In the material below, find all lines with the string "учреждениями" and copy them.

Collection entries
BEGIN

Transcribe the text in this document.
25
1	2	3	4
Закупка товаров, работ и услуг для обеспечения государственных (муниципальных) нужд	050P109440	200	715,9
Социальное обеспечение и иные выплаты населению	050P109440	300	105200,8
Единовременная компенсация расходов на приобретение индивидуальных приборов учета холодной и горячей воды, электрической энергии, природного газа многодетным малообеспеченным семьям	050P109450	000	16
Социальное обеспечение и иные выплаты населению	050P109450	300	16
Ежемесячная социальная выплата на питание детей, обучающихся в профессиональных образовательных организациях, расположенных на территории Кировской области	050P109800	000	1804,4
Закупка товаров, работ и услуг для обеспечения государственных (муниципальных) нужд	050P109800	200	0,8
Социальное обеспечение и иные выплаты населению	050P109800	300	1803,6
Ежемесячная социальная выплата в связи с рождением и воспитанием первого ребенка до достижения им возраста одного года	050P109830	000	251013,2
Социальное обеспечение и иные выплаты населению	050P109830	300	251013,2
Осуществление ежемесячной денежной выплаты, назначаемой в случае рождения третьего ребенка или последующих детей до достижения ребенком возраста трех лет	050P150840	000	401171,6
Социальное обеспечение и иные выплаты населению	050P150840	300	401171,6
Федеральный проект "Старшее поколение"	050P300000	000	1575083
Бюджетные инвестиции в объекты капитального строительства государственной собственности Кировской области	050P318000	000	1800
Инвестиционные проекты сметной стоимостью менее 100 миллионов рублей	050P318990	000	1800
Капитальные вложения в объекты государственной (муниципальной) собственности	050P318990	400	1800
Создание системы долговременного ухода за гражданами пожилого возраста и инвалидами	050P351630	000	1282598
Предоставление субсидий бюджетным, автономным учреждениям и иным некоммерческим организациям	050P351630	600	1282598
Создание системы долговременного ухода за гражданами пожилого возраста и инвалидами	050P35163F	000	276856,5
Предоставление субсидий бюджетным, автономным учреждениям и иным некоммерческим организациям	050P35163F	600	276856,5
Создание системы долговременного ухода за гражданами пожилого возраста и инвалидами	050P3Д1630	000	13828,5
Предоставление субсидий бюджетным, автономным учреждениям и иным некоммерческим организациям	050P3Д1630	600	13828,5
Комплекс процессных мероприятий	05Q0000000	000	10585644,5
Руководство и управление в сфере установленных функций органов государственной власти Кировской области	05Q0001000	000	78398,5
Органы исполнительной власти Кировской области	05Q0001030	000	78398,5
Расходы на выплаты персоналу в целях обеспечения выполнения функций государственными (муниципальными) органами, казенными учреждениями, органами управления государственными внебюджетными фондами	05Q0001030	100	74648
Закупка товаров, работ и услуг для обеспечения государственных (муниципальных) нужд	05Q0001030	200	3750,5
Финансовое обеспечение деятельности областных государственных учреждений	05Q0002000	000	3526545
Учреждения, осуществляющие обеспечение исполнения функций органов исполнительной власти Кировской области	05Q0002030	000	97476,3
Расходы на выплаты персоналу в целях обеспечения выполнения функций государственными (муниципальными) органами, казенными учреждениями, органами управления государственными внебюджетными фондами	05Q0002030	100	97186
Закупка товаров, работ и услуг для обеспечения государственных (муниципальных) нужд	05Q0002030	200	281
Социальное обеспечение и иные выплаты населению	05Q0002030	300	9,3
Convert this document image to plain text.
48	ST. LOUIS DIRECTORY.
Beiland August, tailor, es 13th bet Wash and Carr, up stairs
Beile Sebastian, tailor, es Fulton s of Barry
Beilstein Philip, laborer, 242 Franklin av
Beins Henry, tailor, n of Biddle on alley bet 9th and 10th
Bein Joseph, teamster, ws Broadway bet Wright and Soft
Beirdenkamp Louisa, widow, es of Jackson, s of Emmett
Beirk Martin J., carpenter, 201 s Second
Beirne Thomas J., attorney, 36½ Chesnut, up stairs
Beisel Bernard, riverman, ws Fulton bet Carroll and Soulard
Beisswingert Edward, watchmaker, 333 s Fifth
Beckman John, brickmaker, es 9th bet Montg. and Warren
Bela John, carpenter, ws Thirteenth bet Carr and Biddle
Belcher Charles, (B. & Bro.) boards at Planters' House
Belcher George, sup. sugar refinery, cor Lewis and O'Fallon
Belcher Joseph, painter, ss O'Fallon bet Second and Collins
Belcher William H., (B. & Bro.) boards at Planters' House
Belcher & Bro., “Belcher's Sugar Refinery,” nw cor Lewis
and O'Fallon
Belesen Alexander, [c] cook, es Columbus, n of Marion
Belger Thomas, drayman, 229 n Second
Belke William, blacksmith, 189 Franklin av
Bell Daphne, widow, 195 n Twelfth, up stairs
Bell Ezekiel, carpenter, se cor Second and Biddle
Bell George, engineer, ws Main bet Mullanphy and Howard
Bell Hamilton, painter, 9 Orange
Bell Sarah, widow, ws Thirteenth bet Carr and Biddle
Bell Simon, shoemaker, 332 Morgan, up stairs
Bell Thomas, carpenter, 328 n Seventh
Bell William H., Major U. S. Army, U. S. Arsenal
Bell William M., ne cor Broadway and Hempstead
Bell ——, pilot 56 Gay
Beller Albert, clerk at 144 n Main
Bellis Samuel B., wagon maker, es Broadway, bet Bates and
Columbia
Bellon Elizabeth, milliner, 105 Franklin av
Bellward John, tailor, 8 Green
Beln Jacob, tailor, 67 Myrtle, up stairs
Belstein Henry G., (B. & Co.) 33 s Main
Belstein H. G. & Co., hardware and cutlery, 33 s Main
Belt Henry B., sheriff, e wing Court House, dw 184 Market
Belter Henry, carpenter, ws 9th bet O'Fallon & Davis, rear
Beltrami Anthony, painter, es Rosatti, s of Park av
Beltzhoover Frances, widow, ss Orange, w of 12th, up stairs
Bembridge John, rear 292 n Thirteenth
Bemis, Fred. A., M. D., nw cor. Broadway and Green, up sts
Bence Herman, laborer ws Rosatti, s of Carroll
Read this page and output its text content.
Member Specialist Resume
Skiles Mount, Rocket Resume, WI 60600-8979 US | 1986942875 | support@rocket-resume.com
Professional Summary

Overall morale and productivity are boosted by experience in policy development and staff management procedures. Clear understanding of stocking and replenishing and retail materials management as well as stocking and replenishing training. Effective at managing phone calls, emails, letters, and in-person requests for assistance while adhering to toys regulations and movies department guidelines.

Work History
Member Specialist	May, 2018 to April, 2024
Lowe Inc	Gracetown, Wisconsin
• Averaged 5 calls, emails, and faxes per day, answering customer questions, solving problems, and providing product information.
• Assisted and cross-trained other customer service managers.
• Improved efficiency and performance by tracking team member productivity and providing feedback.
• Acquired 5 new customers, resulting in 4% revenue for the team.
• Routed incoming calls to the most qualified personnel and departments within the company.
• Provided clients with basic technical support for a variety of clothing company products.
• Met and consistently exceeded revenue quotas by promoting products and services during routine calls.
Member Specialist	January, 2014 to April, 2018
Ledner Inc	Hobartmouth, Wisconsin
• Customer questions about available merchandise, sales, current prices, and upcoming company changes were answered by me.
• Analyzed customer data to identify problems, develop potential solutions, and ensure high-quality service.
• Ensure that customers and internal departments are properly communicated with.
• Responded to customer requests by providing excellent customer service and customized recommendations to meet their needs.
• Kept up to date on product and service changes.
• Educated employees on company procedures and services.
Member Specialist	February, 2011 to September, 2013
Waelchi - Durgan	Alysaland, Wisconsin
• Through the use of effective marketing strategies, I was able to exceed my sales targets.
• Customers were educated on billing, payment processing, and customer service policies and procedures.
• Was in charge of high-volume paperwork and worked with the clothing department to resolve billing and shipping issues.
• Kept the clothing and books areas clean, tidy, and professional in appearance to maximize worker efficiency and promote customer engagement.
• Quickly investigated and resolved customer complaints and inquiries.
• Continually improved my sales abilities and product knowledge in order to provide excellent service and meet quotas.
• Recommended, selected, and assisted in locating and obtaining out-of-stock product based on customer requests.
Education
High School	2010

END

• **RESPONSE**:
Расходы на выплаты персоналу в целях обеспечения выполнения функций государственными (муниципальными) органами, казенными учреждениями, органами управления государственными внебюджетными фондами	05Q0001030	100	74648
Расходы на выплаты персоналу в целях обеспечения выполнения функций государственными (муниципальными) органами, казенными учреждениями, органами управления государственными внебюджетными фондами	05Q0002030	100	97186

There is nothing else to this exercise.